Job:
Track down each line that has the word "this" and copy it.

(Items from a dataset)

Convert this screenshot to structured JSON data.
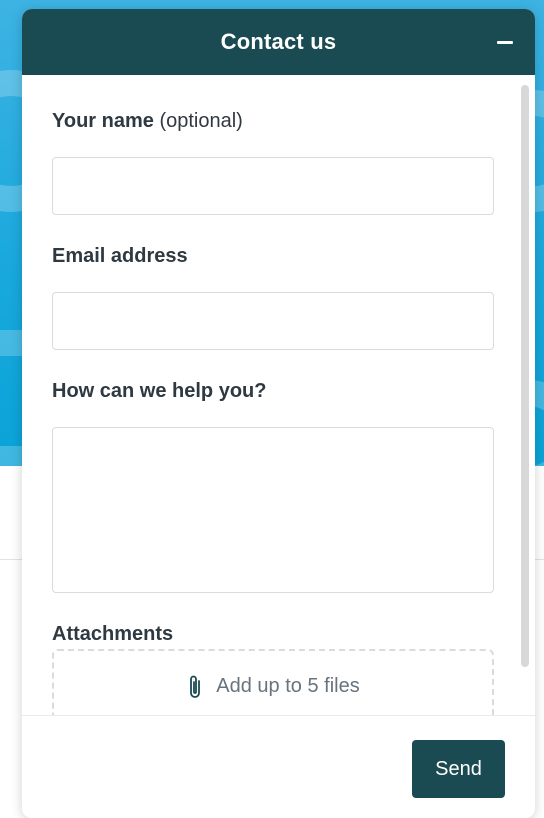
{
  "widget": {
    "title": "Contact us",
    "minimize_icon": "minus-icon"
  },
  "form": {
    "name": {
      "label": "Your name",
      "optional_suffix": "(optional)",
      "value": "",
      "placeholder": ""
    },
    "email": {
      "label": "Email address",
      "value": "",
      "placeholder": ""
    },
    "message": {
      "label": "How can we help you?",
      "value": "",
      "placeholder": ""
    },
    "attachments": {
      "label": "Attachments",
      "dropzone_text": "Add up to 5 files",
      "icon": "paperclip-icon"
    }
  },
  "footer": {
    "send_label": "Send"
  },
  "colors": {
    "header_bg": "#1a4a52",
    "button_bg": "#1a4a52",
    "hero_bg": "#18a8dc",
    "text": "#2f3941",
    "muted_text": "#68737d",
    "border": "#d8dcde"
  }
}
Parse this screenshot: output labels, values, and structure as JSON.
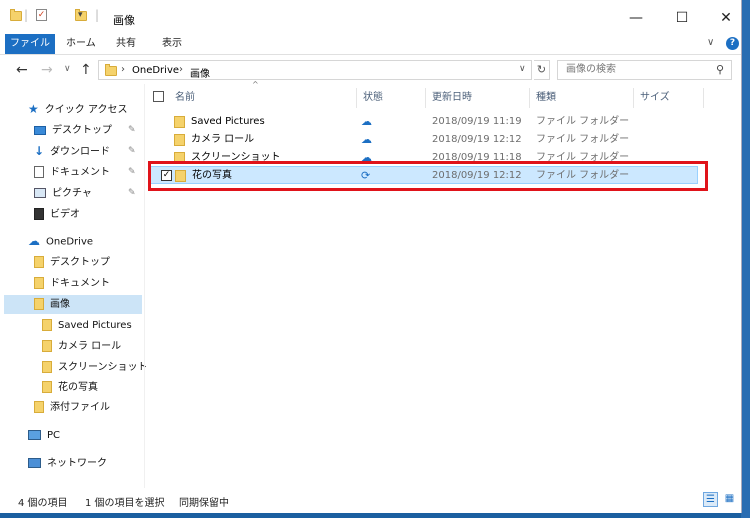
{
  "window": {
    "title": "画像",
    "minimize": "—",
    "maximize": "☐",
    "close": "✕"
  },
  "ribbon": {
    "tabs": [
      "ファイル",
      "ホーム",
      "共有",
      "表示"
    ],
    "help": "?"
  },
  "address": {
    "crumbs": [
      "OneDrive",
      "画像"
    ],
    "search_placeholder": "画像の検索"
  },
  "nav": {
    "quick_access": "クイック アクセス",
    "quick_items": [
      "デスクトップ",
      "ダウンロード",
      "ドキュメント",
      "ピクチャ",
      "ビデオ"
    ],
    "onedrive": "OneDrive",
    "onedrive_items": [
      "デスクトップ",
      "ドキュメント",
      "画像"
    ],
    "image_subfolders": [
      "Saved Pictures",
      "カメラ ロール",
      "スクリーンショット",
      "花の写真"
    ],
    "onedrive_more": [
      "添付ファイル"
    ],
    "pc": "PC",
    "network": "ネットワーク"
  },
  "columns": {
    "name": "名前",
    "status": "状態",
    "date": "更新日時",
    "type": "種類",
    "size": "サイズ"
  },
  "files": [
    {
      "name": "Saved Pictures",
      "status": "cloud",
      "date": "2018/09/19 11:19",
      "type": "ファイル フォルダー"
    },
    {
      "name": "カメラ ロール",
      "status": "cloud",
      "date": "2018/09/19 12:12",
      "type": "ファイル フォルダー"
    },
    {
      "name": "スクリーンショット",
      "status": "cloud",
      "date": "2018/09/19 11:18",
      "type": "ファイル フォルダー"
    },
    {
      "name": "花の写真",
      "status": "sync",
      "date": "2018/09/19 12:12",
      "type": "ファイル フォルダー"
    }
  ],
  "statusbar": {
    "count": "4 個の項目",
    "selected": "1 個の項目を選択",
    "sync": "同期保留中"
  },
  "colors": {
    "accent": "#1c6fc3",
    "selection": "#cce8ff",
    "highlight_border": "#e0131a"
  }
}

==

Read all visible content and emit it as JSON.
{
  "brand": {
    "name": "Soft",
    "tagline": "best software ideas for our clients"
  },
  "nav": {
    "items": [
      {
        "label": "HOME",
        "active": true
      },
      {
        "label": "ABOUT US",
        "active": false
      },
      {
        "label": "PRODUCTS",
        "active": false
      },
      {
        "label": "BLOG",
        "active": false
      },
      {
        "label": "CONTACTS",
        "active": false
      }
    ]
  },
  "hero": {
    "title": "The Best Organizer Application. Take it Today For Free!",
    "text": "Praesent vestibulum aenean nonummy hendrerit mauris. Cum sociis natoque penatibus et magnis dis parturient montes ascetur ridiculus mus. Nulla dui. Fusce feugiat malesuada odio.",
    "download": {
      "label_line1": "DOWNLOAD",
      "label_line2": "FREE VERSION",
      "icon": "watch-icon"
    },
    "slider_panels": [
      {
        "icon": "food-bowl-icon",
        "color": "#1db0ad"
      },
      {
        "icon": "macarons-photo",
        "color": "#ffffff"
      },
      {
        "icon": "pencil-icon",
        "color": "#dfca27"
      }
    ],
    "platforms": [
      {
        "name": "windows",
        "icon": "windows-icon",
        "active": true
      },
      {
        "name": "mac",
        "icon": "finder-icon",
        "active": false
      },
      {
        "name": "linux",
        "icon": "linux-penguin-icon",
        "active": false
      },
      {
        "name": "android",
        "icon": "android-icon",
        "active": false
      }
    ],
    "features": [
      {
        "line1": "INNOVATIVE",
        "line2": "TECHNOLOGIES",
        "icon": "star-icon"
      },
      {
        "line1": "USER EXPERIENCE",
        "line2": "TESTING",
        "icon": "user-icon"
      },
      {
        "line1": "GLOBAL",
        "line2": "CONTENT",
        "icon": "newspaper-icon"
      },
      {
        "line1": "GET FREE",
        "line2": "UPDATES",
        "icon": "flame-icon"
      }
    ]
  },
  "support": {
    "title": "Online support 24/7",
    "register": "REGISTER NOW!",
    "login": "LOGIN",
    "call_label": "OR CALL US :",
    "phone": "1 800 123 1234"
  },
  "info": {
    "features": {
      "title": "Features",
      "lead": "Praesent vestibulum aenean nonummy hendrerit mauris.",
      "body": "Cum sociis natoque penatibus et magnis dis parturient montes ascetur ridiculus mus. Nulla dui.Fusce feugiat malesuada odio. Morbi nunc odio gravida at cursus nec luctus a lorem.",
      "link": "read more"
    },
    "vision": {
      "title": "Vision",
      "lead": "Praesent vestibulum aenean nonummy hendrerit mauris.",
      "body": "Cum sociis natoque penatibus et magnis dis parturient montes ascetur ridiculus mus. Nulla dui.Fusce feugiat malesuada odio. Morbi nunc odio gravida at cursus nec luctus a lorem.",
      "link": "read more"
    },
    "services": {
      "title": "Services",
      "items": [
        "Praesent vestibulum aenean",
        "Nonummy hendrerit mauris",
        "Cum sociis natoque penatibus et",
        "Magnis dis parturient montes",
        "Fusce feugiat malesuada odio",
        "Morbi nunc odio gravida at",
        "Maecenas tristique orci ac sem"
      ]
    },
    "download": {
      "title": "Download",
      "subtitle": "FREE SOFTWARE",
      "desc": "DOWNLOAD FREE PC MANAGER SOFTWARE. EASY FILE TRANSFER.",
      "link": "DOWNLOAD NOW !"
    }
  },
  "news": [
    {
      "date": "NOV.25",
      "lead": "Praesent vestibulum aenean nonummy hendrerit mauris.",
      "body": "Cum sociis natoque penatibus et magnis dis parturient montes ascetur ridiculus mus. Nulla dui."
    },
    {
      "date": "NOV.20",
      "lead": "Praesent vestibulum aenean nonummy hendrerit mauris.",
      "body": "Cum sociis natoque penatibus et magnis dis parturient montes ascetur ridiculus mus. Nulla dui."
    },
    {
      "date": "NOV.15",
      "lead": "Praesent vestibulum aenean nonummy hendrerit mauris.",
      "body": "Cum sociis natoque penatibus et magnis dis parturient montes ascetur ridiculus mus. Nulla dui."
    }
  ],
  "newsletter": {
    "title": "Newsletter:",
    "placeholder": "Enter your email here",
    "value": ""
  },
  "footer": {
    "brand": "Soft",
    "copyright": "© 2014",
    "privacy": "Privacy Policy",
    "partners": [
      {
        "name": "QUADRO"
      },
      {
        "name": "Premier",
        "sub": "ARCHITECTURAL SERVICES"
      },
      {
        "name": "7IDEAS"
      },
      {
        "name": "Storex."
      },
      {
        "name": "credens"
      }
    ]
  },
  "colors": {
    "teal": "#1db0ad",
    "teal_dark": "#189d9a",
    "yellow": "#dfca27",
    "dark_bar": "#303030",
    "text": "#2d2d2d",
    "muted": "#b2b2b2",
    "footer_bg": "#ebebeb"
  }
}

---

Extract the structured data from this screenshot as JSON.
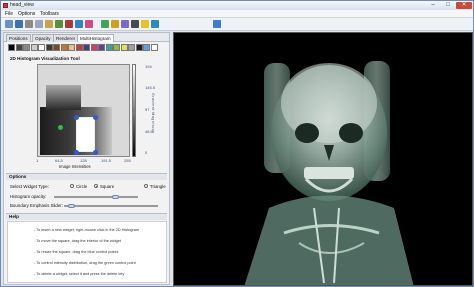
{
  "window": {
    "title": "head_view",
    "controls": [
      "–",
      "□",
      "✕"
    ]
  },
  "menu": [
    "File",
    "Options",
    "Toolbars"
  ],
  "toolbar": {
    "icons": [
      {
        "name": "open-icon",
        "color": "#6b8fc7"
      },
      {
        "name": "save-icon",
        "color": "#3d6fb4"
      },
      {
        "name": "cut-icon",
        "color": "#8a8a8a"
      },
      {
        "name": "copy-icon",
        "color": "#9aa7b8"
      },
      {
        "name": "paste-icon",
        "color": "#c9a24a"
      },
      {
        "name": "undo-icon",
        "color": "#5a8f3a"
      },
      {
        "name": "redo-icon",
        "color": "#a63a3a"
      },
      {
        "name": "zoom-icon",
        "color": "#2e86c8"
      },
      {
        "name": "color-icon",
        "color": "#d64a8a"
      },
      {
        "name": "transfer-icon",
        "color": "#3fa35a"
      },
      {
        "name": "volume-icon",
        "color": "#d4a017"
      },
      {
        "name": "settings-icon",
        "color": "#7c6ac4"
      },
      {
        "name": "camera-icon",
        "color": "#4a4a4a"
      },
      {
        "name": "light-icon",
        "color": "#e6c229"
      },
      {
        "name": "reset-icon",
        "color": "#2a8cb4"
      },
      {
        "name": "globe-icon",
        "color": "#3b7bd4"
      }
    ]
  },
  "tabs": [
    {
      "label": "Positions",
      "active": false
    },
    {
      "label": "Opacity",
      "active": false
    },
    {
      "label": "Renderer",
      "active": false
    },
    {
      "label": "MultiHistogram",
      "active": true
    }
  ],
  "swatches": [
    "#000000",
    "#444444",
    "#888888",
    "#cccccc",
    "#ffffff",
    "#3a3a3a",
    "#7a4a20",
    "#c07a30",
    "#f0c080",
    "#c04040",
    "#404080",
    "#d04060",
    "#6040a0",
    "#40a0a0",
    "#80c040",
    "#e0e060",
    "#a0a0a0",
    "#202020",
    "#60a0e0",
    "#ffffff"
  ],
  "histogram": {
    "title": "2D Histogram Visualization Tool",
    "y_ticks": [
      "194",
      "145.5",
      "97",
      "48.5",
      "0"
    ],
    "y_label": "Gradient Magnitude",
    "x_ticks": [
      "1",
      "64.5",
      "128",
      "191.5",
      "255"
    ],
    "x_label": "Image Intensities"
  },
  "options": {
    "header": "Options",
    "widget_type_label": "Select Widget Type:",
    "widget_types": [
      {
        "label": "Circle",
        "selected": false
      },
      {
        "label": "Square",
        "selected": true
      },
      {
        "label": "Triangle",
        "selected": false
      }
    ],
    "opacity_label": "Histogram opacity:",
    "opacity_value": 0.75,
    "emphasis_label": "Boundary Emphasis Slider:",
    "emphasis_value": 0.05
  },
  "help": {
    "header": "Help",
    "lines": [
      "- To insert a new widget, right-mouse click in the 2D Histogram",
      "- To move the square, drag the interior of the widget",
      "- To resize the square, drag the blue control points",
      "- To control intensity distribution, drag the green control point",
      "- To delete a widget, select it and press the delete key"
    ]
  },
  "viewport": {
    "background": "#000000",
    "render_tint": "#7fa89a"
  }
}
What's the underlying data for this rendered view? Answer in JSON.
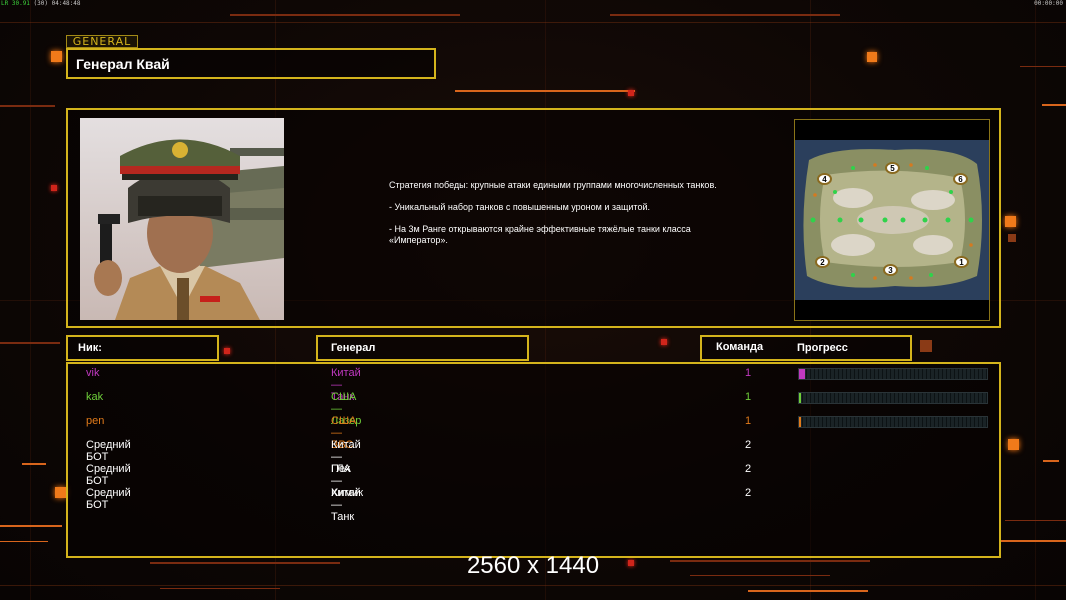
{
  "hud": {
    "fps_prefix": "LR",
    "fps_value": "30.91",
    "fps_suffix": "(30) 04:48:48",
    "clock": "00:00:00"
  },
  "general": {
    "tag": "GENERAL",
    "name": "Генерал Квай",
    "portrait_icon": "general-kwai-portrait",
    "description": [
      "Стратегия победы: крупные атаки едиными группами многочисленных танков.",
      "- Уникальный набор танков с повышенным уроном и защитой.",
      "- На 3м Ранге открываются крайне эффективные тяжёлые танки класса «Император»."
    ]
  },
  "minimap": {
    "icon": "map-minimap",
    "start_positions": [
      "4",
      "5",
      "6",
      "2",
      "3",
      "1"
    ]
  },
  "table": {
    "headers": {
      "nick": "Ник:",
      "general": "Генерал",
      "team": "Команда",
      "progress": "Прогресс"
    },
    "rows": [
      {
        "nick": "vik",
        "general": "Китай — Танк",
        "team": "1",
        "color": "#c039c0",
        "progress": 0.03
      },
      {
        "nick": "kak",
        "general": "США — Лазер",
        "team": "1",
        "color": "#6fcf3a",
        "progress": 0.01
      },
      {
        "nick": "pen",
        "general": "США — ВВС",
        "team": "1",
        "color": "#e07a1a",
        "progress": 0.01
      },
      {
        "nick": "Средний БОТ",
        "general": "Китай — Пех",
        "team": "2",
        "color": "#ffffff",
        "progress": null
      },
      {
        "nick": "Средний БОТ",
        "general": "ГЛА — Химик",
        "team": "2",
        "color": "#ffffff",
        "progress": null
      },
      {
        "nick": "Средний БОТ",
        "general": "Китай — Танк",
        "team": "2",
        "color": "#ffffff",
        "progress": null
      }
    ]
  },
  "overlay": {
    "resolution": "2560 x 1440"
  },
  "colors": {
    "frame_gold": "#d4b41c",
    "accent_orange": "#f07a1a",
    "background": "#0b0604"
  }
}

Output of the task:
Convert this screenshot to structured JSON data.
Parse this screenshot: output labels, values, and structure as JSON.
Extract the structured data from this screenshot as JSON.
What's the underlying data for this rendered view? Answer in JSON.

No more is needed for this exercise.